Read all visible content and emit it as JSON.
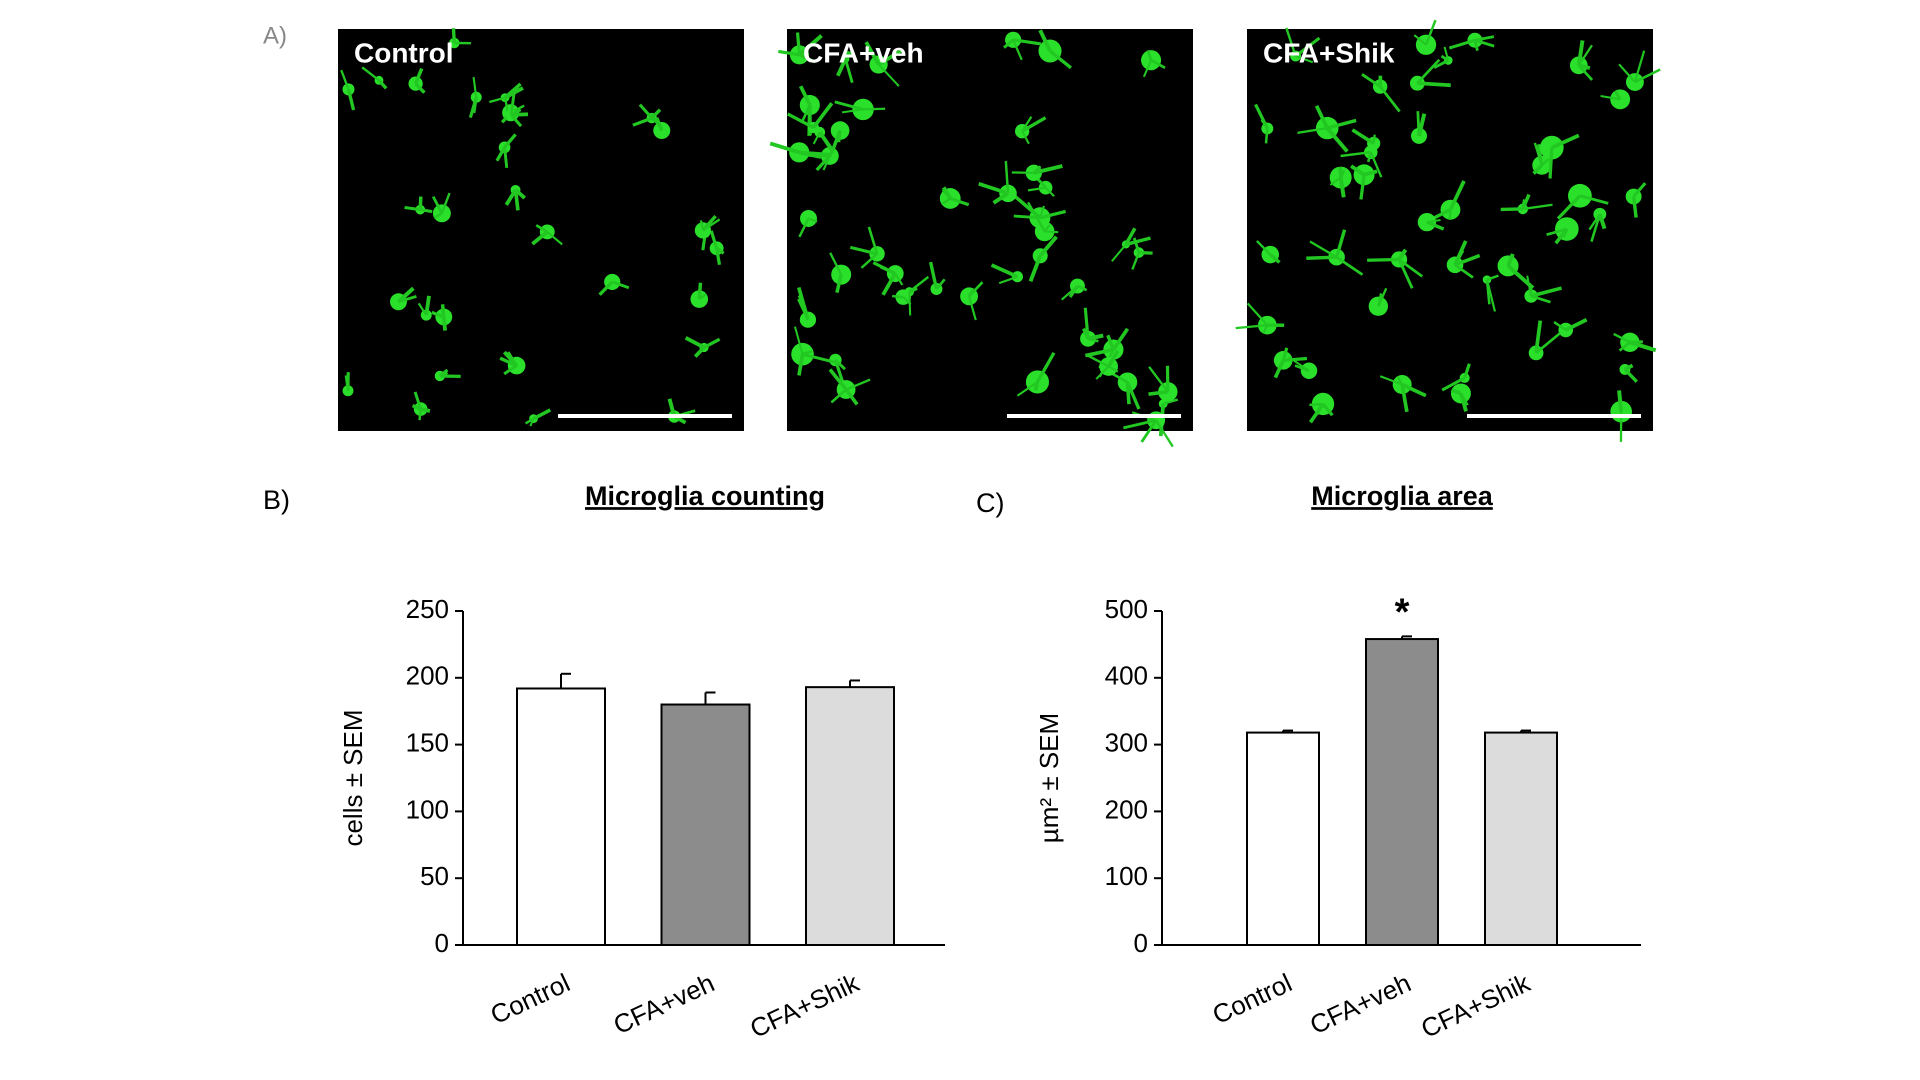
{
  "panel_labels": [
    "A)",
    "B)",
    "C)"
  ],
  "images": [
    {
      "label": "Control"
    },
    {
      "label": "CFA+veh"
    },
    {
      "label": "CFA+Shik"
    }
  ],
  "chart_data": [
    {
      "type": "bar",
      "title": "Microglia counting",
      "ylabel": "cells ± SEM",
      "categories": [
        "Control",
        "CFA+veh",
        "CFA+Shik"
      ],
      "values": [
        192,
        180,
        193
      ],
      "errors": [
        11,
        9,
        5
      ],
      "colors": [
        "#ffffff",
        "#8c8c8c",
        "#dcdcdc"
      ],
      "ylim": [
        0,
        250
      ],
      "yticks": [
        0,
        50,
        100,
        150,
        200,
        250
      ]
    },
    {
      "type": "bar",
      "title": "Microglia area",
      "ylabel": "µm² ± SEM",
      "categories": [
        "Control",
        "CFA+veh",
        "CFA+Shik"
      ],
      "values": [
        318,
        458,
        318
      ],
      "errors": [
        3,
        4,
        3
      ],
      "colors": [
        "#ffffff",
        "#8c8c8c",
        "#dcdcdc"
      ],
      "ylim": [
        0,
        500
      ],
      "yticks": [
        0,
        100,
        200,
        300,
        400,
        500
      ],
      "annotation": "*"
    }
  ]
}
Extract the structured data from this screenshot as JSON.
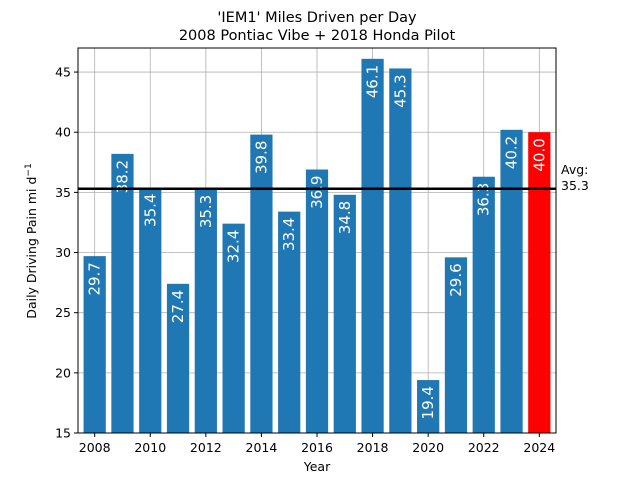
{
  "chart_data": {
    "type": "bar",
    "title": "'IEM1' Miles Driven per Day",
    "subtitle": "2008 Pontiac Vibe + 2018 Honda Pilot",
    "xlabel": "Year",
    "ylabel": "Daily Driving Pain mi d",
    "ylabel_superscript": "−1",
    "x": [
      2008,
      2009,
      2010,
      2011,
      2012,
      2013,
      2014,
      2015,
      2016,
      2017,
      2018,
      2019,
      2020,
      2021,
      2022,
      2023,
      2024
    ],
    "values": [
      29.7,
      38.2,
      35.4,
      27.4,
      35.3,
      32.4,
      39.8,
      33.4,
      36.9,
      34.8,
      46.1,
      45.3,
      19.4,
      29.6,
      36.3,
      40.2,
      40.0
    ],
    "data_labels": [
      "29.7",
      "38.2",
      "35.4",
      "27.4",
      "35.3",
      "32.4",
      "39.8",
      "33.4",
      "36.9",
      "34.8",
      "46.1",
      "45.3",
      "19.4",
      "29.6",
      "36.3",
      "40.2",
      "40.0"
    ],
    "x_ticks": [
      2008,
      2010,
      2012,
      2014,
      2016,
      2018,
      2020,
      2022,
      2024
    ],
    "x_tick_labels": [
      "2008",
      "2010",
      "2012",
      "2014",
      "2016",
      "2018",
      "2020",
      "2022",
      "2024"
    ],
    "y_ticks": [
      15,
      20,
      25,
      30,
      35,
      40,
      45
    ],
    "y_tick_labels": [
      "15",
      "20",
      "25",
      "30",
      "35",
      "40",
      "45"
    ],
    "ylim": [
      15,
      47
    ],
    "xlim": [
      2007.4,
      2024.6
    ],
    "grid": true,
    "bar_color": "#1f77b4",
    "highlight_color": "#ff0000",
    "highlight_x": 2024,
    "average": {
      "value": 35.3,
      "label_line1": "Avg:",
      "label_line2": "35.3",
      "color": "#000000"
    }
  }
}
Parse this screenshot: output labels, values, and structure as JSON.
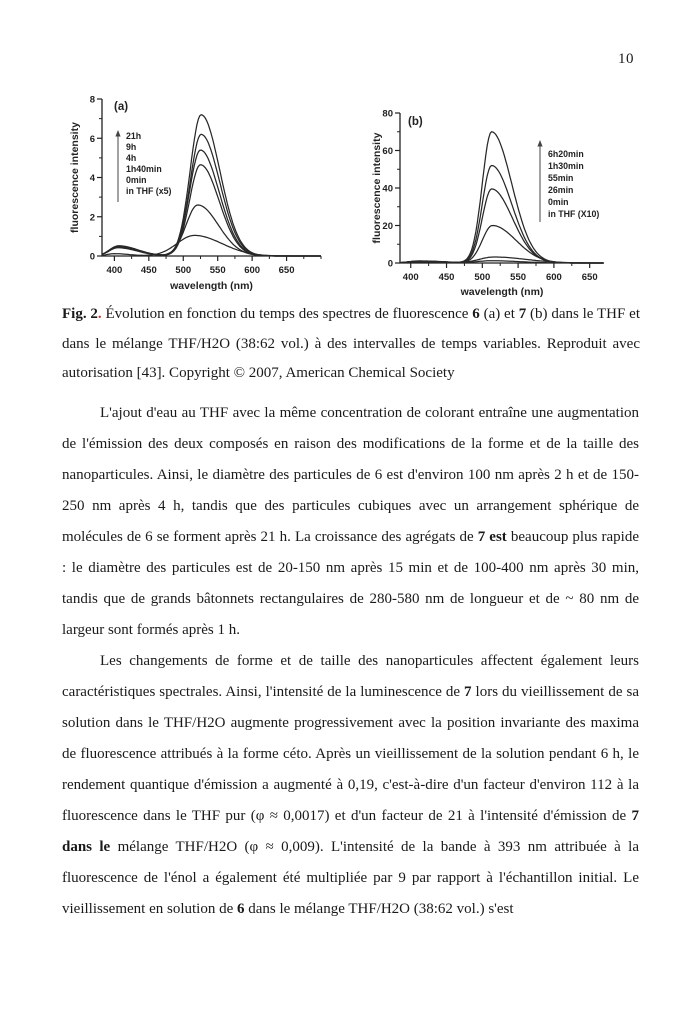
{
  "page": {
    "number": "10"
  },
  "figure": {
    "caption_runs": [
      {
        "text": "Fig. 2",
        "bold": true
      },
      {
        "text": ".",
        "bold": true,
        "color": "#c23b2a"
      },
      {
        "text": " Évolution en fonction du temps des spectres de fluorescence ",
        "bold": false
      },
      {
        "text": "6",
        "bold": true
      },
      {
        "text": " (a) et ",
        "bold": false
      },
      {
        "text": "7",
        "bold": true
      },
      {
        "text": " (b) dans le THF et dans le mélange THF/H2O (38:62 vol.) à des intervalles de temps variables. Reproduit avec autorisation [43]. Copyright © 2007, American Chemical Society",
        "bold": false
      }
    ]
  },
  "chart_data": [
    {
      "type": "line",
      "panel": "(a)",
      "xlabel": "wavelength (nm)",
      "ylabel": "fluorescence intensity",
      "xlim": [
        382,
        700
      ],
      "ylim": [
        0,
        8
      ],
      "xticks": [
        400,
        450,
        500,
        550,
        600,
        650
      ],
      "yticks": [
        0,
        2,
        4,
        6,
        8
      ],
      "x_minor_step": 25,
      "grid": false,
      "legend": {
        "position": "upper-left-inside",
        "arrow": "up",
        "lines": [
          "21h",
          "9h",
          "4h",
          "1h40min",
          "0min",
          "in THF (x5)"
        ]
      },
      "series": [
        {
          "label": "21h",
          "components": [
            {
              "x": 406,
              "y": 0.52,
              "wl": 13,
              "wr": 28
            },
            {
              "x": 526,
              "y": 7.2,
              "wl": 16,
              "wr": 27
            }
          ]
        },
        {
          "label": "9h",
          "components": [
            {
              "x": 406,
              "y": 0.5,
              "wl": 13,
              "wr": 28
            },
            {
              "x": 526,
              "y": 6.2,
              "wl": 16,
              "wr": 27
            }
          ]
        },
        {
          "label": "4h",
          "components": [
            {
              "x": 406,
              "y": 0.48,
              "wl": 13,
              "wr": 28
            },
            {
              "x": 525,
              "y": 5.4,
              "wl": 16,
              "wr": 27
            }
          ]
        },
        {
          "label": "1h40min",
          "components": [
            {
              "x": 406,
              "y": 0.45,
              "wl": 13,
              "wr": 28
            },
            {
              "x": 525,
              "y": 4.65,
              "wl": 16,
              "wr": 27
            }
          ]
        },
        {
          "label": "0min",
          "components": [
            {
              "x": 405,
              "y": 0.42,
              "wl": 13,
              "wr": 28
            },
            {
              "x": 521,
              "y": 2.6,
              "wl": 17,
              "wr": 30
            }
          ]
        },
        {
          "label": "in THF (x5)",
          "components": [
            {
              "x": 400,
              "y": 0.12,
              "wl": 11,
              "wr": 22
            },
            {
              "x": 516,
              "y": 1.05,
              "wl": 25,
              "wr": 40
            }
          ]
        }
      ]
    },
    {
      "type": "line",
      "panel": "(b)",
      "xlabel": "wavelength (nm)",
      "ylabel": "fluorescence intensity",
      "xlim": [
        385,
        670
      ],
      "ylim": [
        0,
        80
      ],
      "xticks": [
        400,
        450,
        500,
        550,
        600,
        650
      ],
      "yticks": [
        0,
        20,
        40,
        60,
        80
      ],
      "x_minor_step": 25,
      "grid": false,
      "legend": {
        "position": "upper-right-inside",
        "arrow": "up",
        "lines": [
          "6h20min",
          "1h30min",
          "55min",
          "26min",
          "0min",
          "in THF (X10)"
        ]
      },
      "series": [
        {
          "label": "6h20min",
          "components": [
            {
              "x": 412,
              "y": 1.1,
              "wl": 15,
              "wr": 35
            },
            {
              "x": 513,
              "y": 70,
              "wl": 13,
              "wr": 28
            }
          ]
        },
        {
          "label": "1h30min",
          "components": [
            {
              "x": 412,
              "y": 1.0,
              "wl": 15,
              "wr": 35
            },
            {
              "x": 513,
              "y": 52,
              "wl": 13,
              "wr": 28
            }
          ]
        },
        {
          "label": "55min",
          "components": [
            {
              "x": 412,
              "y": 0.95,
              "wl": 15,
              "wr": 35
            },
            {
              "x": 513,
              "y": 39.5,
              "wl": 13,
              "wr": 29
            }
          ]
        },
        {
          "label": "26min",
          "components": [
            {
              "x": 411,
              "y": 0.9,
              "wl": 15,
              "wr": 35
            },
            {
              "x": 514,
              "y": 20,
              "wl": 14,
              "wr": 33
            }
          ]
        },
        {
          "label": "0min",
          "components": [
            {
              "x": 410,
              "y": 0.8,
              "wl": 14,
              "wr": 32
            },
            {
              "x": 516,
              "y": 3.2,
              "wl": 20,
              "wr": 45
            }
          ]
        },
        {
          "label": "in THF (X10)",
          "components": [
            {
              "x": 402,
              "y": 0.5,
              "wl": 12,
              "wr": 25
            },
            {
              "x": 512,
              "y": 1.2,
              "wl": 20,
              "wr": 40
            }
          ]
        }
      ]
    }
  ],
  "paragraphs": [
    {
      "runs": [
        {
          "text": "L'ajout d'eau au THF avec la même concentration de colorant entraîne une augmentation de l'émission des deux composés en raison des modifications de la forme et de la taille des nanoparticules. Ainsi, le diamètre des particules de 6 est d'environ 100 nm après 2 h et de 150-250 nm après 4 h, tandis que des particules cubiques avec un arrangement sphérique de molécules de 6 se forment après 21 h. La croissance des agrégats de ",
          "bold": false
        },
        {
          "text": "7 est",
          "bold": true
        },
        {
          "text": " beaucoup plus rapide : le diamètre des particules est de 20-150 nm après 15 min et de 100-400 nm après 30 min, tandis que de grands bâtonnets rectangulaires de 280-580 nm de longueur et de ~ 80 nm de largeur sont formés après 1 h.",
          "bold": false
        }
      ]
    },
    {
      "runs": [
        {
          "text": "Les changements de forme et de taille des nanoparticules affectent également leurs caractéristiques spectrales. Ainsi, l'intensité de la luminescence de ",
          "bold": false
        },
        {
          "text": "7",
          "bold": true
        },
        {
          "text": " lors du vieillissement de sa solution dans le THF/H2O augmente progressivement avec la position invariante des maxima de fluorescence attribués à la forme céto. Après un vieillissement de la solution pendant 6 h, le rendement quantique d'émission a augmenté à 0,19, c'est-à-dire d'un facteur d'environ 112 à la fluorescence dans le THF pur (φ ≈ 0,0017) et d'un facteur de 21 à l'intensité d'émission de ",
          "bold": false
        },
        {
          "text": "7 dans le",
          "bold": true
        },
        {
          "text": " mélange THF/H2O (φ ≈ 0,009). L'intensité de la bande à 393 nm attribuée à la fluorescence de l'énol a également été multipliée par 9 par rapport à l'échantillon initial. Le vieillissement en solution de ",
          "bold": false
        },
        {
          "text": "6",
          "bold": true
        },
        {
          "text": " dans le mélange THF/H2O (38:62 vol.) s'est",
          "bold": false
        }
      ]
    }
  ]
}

- JOB -
Provide solely the number of lines in the data that include the word "screenshot".

- RESULT OF THIS EXERCISE -
2